INSTRUCTIONS FOR THE TASK ->
Check every line of the material below for the string "China", and return the ones that have it.

MATERIAL PROVIDED ->

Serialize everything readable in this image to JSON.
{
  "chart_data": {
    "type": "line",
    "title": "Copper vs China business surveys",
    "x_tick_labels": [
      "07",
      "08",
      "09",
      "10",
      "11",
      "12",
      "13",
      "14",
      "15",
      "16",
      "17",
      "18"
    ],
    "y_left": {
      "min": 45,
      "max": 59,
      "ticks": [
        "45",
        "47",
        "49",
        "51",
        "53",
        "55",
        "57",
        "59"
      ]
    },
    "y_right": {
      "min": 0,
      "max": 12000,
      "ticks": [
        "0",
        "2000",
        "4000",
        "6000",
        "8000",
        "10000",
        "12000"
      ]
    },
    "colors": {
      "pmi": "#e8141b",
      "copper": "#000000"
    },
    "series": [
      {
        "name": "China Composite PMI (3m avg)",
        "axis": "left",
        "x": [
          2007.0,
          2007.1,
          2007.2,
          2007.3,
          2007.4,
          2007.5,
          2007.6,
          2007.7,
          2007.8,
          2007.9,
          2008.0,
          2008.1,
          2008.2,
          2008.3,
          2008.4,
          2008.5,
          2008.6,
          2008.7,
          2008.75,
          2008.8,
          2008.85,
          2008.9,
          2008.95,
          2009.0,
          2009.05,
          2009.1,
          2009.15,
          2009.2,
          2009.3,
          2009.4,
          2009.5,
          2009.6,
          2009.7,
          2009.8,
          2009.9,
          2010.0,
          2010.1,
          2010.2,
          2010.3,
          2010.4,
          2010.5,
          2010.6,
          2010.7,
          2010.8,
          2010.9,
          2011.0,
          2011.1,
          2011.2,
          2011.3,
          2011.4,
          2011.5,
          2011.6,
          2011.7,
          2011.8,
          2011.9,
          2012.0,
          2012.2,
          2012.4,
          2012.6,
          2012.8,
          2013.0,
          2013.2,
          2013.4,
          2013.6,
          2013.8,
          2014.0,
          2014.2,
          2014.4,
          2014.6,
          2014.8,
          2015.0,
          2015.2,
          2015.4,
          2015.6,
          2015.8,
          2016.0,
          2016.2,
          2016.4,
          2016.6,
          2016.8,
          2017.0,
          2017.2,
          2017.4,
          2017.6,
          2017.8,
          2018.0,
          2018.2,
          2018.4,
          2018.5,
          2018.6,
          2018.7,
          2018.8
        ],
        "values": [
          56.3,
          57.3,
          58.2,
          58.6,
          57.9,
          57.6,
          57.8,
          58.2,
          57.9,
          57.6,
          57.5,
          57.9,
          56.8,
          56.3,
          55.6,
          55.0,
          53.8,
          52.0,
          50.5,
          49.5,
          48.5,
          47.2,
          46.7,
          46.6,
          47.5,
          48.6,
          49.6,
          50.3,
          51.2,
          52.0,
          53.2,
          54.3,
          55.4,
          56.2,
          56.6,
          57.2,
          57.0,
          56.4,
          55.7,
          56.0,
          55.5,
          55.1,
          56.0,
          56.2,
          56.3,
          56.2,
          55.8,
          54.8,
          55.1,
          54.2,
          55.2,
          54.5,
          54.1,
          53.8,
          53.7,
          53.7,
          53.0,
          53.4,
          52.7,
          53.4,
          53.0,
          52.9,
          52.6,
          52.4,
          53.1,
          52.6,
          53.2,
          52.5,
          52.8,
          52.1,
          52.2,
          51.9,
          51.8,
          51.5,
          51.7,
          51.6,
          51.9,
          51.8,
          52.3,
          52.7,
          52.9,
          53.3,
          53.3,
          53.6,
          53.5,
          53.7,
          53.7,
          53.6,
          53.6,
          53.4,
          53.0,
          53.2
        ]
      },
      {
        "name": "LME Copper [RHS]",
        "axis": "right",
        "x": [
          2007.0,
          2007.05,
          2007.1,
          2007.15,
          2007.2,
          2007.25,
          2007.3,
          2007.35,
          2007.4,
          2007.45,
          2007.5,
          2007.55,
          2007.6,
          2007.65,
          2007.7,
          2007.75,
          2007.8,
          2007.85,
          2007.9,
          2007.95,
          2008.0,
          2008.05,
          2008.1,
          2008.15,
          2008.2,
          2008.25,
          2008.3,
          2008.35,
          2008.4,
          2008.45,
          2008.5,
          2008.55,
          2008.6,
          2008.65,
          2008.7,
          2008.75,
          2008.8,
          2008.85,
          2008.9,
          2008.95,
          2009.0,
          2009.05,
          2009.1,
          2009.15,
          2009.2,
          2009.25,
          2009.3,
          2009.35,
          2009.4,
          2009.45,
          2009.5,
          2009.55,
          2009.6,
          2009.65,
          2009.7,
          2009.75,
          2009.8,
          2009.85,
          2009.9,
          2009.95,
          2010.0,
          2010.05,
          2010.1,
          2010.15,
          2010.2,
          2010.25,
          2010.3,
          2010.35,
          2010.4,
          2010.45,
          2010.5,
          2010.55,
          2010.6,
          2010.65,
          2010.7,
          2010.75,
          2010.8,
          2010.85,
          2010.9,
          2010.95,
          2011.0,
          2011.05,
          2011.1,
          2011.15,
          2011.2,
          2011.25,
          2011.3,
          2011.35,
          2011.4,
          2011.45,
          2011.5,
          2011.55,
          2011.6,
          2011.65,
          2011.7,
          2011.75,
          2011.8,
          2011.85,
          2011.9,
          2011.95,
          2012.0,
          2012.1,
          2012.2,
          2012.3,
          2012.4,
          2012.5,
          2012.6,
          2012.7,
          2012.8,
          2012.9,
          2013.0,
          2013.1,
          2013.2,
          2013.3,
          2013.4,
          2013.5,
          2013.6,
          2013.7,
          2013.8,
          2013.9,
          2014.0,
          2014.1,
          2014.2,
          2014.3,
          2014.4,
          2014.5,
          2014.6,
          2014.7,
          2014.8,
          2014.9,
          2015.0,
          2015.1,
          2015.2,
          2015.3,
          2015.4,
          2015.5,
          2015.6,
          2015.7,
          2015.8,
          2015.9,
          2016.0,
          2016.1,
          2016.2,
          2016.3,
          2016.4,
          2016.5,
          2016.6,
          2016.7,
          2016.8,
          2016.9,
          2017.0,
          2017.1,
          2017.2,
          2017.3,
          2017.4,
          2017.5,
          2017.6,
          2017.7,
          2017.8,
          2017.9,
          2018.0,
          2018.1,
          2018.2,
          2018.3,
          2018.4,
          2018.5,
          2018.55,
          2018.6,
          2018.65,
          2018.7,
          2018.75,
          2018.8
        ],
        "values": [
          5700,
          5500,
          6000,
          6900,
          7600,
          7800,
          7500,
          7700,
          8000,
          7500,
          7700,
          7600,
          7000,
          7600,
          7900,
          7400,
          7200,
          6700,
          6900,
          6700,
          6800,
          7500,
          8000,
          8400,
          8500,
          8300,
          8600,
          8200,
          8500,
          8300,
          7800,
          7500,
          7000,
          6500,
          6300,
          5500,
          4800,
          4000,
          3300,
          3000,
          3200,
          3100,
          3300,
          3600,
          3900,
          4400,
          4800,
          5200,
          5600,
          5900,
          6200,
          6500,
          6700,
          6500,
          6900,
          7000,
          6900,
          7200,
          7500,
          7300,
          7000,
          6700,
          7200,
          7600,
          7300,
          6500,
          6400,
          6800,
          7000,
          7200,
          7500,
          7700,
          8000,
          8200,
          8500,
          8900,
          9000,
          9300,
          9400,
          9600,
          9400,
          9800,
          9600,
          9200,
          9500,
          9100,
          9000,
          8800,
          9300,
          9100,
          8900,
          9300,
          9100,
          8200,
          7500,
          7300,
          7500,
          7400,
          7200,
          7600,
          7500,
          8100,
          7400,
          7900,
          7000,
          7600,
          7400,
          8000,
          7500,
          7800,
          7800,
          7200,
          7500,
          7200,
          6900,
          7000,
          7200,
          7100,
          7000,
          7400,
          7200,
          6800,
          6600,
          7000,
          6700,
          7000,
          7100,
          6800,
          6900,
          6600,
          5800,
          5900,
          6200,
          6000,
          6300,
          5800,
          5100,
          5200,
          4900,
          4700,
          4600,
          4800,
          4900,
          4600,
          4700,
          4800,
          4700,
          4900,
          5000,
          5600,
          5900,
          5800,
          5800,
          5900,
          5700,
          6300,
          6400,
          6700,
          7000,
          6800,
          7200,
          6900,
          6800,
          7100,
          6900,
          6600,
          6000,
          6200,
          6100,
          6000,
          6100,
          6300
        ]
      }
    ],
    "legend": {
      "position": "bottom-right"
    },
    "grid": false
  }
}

WRITTEN ANSWER ->
    "title": "Copper vs China business surveys",
        "name": "China Composite PMI (3m avg)",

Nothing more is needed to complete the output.